• [Short problem]: Say how many lines include "this", with no words around the number.

(Entries with figure data)

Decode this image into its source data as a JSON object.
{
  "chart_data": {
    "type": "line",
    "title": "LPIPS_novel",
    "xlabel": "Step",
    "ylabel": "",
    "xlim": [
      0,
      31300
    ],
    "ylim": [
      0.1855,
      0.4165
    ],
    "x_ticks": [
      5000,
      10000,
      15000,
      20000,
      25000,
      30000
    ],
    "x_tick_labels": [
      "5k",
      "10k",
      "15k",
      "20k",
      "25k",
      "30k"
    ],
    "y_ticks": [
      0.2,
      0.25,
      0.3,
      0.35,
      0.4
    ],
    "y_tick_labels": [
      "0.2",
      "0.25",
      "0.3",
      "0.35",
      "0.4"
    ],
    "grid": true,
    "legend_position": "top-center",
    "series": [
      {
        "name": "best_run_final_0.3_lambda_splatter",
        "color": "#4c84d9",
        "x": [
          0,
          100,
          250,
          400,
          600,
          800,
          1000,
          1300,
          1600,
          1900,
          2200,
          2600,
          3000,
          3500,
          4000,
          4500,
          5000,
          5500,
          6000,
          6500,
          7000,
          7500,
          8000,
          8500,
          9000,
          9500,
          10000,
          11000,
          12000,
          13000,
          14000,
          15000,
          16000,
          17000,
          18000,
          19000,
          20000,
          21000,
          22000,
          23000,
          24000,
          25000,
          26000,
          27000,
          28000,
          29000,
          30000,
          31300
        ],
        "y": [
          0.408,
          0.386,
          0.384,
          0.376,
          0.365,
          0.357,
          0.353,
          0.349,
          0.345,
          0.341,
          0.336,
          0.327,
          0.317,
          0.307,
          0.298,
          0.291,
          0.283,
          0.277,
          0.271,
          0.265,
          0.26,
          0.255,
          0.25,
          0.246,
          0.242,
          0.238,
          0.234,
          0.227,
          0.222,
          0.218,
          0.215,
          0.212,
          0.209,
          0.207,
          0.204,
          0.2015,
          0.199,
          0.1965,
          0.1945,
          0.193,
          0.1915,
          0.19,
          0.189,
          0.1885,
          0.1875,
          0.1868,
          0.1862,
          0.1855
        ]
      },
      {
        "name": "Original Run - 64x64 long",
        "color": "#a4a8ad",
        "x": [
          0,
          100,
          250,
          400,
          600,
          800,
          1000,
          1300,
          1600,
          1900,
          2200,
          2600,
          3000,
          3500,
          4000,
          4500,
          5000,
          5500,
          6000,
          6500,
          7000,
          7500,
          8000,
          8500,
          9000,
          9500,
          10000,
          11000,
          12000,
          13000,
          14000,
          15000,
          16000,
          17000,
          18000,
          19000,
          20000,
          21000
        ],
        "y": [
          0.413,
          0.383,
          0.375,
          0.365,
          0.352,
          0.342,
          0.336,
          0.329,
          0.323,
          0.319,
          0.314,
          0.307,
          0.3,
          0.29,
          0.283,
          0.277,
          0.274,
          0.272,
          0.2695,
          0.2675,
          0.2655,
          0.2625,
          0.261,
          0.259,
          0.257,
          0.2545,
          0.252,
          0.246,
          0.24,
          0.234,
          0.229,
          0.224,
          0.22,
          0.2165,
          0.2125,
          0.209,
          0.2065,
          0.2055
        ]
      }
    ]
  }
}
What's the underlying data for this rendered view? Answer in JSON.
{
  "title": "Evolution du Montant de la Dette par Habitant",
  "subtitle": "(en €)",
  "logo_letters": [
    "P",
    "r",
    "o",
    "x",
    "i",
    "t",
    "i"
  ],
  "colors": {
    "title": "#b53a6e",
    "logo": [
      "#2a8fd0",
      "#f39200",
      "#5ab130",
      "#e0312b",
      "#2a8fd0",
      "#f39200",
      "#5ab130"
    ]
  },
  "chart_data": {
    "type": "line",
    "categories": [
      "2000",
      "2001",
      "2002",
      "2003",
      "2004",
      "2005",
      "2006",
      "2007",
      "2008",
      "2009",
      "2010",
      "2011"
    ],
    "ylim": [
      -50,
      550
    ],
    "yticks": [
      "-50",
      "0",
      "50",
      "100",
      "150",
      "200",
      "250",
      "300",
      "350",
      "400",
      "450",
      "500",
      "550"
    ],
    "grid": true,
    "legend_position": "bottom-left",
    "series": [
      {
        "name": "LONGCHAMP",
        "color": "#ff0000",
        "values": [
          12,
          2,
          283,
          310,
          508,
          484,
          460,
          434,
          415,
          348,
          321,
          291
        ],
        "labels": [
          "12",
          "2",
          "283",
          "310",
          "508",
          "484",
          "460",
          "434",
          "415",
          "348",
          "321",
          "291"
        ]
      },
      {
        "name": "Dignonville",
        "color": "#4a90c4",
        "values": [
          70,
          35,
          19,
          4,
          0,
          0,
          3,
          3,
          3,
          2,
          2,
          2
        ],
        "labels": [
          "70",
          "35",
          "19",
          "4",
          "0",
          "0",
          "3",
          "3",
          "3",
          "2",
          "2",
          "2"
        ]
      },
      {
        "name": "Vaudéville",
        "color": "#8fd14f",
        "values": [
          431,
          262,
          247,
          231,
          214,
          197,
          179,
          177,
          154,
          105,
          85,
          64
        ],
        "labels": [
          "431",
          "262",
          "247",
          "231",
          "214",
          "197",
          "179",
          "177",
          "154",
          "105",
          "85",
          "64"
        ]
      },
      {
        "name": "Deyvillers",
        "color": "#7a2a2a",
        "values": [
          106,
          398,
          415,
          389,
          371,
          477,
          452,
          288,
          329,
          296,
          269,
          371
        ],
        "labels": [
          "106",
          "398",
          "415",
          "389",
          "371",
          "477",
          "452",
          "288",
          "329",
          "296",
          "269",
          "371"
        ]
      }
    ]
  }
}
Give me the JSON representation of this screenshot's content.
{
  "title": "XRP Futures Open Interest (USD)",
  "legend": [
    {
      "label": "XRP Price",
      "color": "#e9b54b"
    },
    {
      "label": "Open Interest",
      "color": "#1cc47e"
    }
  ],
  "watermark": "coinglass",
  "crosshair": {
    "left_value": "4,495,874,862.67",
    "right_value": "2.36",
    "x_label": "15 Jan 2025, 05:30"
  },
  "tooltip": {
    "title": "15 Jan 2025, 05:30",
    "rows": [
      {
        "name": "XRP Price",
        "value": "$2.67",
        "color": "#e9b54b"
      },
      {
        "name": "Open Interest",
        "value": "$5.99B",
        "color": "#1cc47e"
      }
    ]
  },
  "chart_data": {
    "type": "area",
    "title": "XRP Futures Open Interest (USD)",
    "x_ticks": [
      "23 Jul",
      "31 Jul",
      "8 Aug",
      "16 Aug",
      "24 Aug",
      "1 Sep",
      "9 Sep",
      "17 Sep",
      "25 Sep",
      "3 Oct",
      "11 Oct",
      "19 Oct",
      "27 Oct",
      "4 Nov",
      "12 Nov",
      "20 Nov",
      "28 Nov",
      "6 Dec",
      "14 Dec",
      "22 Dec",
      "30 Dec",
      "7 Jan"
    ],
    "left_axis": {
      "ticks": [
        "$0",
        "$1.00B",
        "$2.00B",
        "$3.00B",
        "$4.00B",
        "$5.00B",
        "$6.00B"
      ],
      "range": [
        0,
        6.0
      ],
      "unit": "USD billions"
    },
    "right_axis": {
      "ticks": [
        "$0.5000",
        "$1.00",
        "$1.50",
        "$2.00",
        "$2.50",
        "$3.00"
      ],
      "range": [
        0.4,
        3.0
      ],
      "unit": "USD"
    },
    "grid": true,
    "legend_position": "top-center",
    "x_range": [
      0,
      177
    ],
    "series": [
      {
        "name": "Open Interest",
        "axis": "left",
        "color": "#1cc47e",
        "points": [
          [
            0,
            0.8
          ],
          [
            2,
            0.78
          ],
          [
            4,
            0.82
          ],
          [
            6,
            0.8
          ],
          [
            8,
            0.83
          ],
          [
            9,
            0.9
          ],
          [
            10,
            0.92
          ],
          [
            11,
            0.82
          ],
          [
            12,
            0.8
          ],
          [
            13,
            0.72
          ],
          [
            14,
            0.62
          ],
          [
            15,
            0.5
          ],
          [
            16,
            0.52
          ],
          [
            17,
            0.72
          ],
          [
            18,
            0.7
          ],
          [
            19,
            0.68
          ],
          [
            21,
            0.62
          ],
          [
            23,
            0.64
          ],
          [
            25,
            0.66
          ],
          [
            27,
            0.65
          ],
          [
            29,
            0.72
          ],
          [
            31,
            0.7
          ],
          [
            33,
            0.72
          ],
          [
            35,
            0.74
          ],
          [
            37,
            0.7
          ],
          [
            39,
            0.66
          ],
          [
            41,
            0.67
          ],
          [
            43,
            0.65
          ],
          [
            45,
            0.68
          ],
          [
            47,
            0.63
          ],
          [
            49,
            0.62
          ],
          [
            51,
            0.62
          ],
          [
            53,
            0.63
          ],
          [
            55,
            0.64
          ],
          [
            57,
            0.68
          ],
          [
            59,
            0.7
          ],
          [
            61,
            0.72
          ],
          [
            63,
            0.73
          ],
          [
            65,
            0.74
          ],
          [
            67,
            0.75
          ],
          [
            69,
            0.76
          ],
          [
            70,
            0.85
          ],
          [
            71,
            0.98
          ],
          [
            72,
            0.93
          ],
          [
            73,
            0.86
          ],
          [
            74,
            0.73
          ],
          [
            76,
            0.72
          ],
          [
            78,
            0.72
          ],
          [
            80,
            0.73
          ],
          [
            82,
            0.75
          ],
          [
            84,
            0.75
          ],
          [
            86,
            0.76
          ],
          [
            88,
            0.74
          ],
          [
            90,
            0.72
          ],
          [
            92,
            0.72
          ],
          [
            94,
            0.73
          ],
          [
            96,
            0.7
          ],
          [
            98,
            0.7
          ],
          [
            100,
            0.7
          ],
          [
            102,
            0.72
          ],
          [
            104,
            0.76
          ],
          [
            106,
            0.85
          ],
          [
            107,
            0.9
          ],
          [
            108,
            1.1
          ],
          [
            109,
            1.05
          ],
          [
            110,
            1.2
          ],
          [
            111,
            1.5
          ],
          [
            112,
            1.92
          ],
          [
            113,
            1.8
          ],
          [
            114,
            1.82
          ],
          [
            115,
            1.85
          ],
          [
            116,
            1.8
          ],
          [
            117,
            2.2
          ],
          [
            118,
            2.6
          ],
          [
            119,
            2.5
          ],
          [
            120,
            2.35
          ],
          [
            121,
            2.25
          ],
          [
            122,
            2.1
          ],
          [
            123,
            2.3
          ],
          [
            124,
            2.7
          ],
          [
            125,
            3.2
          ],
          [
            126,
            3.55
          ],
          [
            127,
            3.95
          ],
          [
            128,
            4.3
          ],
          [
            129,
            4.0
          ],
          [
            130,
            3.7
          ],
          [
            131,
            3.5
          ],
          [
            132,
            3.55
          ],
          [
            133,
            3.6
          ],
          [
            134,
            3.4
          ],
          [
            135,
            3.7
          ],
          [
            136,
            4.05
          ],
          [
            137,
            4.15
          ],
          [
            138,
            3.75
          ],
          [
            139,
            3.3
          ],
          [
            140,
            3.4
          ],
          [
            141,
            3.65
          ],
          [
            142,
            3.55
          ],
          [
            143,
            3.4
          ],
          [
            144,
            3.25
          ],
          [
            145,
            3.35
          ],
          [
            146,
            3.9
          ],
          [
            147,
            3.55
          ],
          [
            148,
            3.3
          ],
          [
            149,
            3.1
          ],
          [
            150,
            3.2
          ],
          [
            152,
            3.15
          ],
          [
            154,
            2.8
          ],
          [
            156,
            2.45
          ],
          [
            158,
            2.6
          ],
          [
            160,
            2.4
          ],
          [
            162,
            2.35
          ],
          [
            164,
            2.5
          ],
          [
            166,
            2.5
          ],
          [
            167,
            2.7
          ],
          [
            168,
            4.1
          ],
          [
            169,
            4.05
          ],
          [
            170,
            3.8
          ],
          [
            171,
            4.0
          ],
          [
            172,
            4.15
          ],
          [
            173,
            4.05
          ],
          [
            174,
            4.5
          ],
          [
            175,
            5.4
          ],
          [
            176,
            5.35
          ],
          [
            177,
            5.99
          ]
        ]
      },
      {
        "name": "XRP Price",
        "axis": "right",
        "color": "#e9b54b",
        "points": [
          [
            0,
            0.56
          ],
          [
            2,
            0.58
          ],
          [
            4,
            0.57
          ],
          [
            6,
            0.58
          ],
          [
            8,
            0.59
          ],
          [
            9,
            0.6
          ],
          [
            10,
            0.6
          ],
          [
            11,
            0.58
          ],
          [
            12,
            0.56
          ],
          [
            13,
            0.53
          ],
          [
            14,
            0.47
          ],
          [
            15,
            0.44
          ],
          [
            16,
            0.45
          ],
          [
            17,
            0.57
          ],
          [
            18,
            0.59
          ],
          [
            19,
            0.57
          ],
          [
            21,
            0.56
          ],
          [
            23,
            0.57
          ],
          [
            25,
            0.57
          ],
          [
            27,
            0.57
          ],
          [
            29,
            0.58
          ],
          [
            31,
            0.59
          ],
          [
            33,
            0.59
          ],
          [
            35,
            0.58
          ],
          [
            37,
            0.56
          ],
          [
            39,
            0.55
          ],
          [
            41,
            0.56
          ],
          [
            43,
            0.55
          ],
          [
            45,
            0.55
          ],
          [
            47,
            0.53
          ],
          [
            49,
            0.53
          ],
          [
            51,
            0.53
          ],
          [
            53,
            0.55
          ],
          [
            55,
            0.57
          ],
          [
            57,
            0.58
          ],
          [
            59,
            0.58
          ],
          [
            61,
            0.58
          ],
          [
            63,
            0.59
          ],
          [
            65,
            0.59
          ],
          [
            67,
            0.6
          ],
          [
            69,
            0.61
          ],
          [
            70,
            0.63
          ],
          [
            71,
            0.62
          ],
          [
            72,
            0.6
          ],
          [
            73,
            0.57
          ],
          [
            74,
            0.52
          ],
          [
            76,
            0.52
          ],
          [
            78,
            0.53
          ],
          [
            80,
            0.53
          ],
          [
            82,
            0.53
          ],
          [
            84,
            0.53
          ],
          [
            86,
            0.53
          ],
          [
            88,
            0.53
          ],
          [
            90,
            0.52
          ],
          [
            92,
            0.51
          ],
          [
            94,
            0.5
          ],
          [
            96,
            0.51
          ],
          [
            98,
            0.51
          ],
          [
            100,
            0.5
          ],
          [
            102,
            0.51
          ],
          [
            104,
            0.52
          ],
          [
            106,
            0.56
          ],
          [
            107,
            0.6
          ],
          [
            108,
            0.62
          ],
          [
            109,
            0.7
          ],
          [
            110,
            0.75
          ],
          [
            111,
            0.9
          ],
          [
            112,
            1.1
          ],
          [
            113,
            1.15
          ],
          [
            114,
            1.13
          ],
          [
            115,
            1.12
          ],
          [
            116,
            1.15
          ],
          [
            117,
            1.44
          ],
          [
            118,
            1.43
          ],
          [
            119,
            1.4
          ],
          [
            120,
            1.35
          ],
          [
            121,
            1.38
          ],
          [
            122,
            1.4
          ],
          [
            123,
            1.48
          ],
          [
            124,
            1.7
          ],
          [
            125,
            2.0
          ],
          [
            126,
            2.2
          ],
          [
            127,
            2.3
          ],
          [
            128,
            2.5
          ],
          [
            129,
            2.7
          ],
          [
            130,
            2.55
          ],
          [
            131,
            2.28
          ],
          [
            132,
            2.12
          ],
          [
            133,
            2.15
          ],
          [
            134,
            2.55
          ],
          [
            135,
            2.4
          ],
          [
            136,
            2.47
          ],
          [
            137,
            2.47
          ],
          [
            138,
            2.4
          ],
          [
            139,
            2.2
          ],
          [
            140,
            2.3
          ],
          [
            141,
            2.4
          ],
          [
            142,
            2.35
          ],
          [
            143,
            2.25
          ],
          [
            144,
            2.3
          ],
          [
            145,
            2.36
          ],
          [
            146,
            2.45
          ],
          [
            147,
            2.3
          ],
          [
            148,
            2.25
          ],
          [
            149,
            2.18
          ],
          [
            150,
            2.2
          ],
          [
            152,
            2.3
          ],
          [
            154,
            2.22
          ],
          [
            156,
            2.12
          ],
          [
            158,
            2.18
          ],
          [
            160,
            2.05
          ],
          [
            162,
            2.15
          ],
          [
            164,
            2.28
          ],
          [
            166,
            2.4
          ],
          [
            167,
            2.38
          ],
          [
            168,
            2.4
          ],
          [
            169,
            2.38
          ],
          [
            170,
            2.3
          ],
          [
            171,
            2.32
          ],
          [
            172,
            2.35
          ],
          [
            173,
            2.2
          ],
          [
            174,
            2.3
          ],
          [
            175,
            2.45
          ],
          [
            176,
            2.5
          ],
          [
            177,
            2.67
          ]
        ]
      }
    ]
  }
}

• [Final result]: 3